§ **INSTRUCTIONS TO FOLLOW**
Take every line where the string "berekening" appears and copy it.

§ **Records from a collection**

+---+

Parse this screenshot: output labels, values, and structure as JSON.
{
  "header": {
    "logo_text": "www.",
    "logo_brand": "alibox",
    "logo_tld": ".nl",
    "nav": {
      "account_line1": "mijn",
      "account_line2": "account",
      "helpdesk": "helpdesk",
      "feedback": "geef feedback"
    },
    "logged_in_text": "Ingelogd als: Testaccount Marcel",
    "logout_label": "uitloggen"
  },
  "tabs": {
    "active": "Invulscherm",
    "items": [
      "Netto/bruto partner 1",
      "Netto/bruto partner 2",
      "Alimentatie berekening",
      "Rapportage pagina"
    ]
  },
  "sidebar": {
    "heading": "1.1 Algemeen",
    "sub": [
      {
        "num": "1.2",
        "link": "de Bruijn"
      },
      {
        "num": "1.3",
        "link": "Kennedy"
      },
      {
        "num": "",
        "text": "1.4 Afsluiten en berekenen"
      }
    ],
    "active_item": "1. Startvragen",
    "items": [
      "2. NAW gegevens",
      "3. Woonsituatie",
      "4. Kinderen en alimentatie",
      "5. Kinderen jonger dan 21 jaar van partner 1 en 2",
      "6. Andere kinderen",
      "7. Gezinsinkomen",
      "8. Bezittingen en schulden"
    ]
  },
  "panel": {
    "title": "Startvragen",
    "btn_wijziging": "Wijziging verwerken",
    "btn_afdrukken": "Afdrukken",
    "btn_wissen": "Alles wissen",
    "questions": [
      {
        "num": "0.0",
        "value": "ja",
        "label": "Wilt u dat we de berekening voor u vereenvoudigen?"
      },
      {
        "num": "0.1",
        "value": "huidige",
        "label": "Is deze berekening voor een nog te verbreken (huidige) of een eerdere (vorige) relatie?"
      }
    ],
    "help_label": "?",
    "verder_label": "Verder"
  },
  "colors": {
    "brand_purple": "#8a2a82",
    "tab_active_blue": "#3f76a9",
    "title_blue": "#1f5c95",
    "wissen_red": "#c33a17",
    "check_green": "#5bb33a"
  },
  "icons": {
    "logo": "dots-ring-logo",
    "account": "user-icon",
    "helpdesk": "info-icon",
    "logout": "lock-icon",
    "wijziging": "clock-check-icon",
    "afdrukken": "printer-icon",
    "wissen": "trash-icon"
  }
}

+---+

§ **SOLVED EXERCISE**
      "Alimentatie berekening",
        "label": "Wilt u dat we de berekening voor u vereenvoudigen?"
        "label": "Is deze berekening voor een nog te verbreken (huidige) of een eerdere (vorige) relatie?"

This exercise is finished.